:: YOUR INSTRUCTIONS ::
Please count the lines in the listing below where the word "결격사유" appears. Give the number only.

:: AVAILABLE DATA ::
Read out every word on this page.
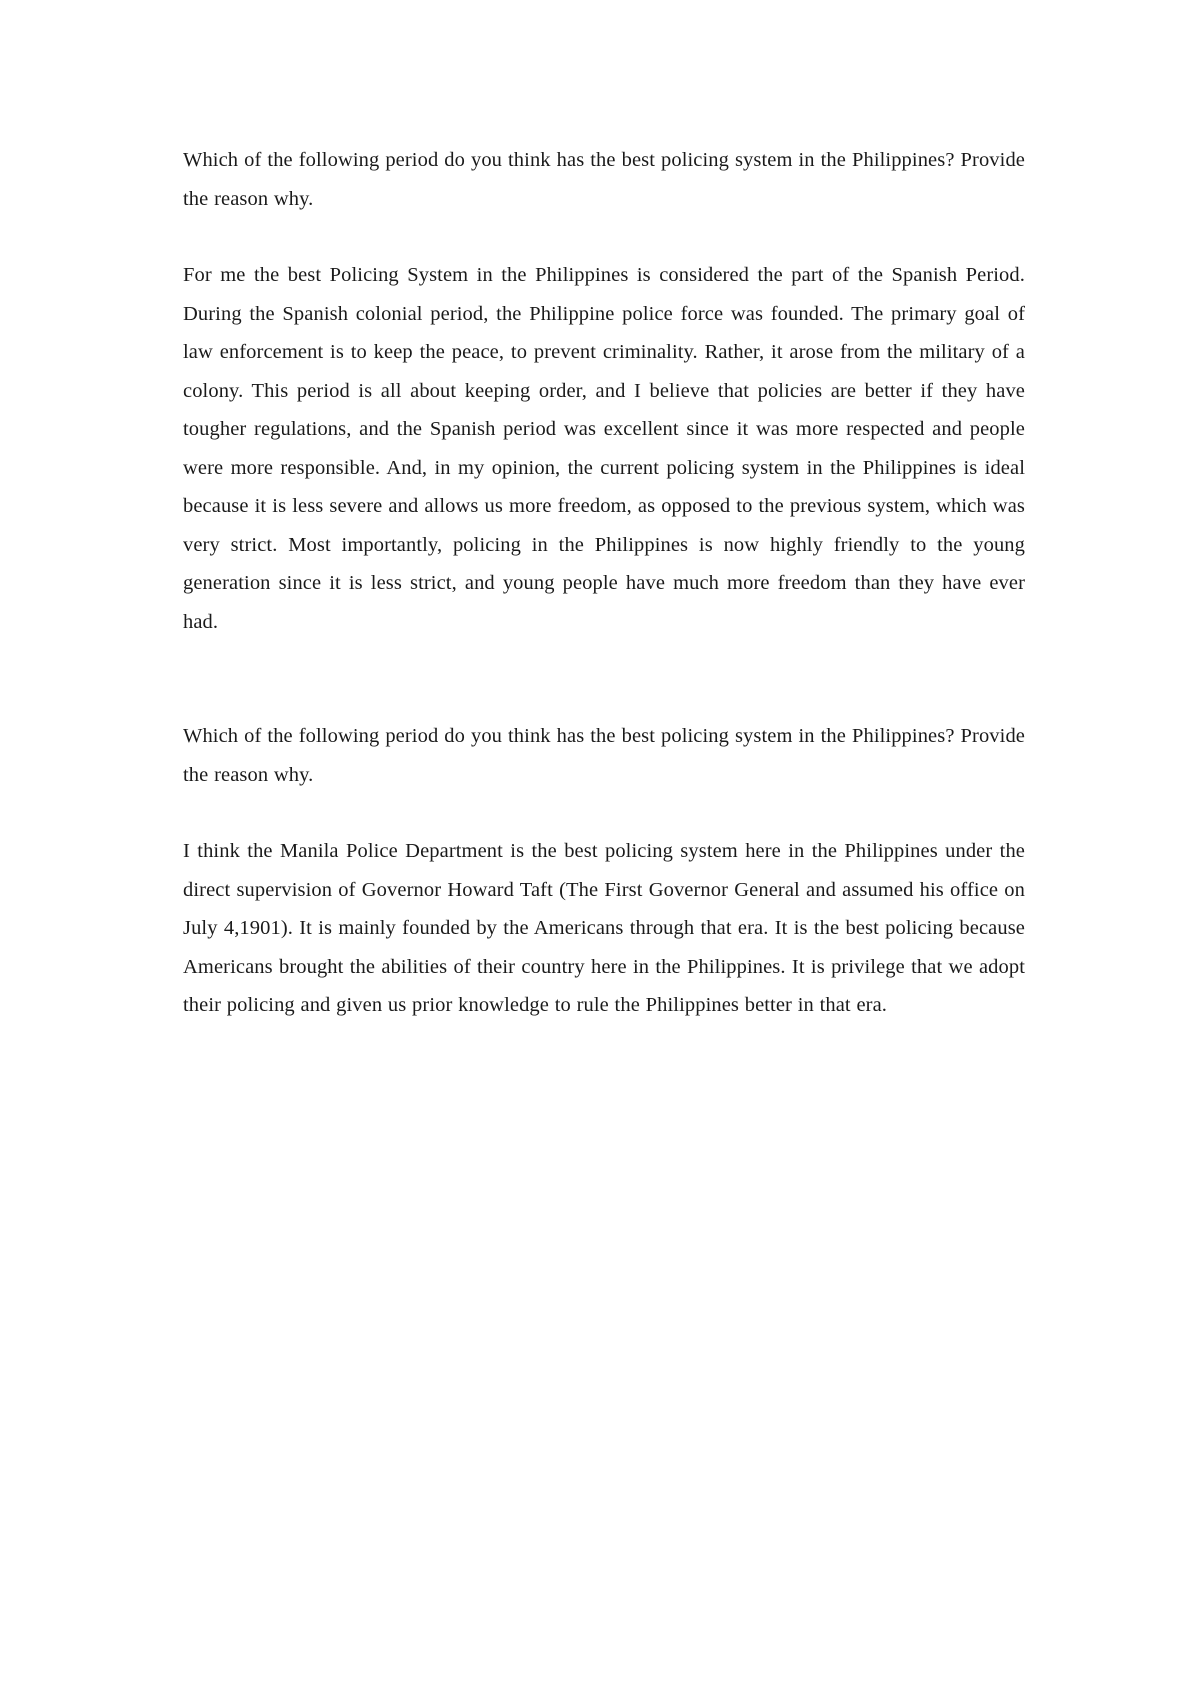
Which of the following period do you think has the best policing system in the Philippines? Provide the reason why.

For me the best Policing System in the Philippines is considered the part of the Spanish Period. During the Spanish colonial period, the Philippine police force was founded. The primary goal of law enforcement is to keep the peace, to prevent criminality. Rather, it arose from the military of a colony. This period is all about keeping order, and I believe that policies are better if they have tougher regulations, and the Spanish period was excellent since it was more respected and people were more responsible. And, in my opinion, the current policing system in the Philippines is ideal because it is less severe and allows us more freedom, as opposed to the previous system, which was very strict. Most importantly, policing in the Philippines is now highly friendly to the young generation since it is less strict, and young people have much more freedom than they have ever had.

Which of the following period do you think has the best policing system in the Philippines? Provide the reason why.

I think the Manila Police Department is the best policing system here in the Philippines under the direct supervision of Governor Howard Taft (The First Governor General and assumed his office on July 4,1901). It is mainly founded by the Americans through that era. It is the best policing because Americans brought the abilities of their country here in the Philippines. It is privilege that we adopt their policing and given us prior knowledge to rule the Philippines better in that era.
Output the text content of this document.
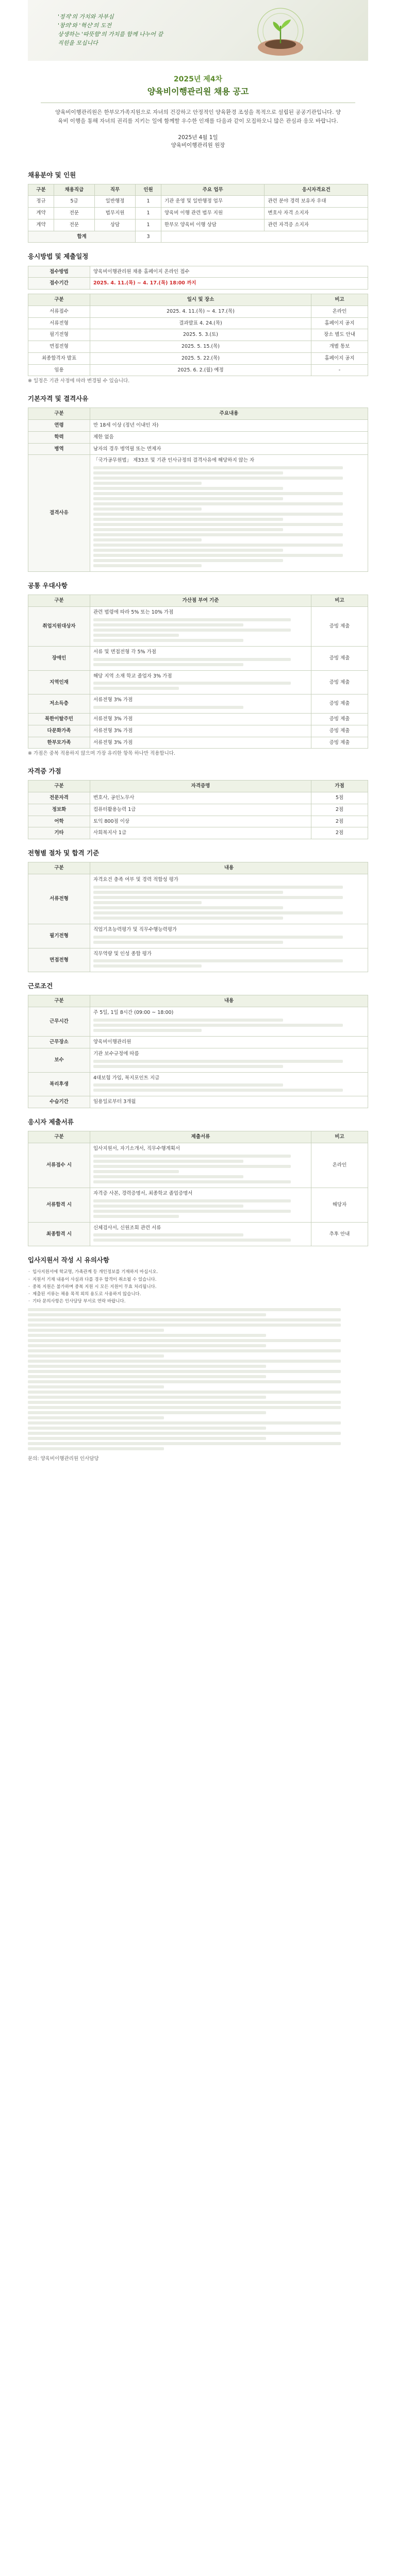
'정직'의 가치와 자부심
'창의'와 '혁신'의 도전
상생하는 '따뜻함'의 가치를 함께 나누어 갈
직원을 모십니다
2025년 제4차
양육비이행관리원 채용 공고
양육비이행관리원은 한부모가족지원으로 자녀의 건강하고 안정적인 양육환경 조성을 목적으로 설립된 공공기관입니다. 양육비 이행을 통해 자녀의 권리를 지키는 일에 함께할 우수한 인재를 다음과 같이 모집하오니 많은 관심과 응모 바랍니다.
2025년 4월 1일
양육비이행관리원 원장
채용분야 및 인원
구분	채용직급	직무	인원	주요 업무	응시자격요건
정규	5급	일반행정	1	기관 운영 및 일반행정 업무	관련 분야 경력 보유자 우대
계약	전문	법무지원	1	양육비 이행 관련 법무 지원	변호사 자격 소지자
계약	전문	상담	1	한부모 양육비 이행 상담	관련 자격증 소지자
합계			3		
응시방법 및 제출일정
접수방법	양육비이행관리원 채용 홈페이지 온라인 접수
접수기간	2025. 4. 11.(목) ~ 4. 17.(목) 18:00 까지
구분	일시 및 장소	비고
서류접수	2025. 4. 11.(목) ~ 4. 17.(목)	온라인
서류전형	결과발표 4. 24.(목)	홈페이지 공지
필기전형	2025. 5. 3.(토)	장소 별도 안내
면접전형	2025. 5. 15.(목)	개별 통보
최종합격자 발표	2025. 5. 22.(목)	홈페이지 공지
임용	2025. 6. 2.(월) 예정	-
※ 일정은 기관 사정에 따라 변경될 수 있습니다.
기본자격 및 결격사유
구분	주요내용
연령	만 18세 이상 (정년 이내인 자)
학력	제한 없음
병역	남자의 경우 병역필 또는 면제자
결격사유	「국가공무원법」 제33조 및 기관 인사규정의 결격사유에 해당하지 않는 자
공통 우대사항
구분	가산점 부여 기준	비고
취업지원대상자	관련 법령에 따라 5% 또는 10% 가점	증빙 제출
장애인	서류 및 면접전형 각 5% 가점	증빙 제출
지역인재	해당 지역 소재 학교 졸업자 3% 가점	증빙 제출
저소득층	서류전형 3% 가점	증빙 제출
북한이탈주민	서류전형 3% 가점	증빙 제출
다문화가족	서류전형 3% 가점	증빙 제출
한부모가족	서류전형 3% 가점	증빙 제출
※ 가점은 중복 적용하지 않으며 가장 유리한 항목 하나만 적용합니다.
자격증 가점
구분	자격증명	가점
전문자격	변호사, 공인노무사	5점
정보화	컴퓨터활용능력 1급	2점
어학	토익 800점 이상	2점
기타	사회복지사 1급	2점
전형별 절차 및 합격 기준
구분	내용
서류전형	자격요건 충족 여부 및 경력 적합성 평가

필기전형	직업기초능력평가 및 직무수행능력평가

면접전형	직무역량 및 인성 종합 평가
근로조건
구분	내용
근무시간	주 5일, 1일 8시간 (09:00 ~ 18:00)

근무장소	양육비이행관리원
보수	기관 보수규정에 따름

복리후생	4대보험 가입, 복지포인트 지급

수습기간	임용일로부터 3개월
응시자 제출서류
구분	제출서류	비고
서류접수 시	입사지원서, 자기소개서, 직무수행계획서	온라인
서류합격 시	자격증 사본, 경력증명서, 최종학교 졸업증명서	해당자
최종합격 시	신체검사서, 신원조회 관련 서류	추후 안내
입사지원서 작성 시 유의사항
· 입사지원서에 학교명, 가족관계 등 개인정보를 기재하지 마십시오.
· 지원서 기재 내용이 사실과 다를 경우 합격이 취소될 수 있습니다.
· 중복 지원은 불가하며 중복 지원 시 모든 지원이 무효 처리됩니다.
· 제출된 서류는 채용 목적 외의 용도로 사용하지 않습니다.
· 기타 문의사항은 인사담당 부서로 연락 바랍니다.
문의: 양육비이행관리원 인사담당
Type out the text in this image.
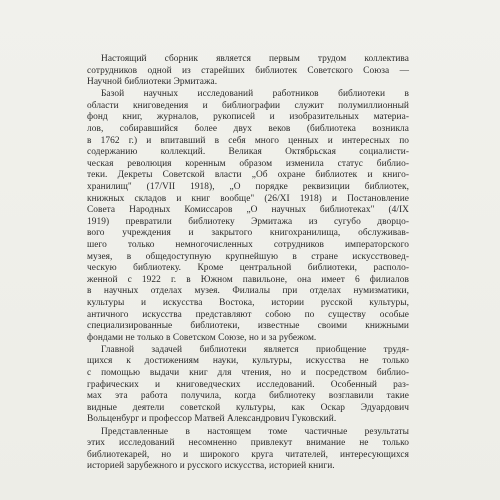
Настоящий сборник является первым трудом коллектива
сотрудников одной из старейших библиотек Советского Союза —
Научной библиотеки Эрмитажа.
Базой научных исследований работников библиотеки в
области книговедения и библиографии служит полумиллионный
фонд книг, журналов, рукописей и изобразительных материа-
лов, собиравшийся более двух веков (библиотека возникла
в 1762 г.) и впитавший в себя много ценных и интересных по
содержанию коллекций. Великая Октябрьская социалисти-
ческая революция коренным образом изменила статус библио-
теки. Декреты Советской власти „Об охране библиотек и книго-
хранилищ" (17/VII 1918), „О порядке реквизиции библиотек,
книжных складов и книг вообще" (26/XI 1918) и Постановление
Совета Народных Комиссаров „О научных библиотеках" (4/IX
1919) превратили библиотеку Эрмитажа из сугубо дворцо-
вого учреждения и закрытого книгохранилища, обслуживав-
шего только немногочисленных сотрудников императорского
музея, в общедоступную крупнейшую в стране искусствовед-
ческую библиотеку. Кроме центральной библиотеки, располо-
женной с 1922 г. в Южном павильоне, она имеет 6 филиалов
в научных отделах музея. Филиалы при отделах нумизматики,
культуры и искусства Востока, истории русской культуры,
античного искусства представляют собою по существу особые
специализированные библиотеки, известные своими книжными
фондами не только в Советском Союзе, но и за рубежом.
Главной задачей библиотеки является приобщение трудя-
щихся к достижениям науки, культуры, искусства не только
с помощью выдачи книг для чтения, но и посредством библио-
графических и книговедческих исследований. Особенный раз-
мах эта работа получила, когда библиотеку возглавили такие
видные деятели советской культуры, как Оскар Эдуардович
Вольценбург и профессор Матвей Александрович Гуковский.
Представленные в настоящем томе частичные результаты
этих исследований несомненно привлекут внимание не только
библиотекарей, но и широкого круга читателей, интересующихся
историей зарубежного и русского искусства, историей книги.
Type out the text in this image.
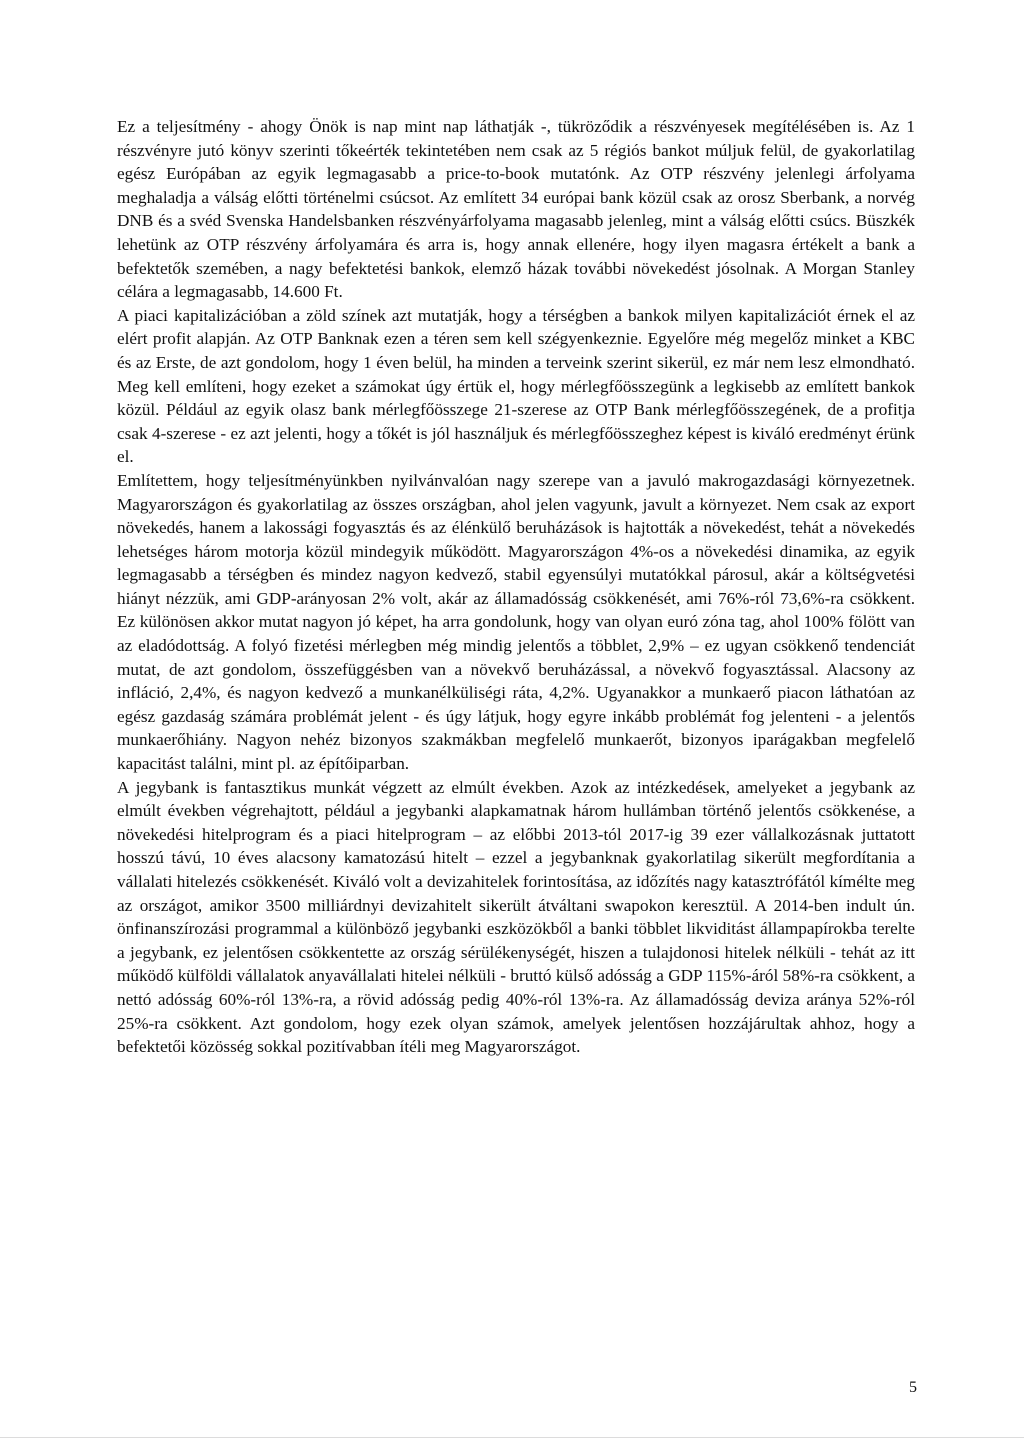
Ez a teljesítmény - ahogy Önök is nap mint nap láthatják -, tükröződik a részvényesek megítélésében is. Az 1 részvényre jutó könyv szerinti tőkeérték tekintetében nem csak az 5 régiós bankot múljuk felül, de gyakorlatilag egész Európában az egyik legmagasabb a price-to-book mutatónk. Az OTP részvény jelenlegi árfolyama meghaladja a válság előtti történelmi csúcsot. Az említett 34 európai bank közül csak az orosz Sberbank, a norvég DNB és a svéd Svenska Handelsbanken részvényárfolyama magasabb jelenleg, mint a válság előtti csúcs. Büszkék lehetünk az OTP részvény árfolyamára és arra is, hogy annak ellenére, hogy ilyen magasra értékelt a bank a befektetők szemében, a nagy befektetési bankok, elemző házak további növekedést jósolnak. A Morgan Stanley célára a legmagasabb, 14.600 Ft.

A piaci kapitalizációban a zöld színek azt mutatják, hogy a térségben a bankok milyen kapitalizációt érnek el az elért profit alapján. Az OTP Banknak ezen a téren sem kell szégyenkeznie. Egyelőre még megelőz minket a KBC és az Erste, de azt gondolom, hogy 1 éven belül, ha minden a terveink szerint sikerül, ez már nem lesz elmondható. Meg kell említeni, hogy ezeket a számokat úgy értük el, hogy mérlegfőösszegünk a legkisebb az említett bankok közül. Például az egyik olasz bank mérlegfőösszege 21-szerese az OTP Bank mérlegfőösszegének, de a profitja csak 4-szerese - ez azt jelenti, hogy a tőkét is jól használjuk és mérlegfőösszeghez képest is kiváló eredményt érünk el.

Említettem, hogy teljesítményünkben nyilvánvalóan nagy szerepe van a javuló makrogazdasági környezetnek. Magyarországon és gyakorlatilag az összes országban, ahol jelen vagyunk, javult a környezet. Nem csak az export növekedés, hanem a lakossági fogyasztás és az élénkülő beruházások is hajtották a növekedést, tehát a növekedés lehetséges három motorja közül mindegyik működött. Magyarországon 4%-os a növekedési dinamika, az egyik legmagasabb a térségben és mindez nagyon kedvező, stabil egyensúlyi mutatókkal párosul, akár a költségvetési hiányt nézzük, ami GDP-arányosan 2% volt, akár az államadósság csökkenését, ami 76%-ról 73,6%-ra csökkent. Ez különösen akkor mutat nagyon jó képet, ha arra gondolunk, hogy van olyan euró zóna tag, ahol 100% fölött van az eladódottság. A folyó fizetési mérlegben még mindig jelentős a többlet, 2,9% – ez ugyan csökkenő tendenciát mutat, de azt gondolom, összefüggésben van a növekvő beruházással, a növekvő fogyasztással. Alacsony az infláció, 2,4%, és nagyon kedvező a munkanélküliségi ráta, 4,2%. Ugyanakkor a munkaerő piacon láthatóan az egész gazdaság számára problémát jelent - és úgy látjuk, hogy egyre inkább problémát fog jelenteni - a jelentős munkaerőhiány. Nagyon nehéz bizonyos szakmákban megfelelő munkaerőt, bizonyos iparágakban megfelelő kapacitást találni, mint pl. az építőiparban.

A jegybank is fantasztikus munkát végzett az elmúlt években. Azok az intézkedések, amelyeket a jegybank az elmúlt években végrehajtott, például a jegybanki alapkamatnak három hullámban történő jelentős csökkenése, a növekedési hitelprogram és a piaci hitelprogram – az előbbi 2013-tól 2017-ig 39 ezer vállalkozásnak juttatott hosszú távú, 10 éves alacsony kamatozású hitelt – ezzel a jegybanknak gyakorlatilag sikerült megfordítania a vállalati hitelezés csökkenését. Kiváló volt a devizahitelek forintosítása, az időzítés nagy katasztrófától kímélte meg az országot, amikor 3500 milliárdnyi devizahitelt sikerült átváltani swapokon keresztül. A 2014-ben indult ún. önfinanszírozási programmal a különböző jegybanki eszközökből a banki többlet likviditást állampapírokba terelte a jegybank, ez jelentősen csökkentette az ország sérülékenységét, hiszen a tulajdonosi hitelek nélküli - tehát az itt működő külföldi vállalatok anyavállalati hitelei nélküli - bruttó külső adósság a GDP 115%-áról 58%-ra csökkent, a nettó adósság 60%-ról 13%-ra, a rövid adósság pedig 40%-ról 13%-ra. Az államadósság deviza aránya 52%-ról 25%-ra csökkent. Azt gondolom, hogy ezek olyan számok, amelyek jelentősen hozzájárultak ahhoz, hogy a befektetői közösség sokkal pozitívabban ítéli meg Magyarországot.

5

:: ANSWER ::
2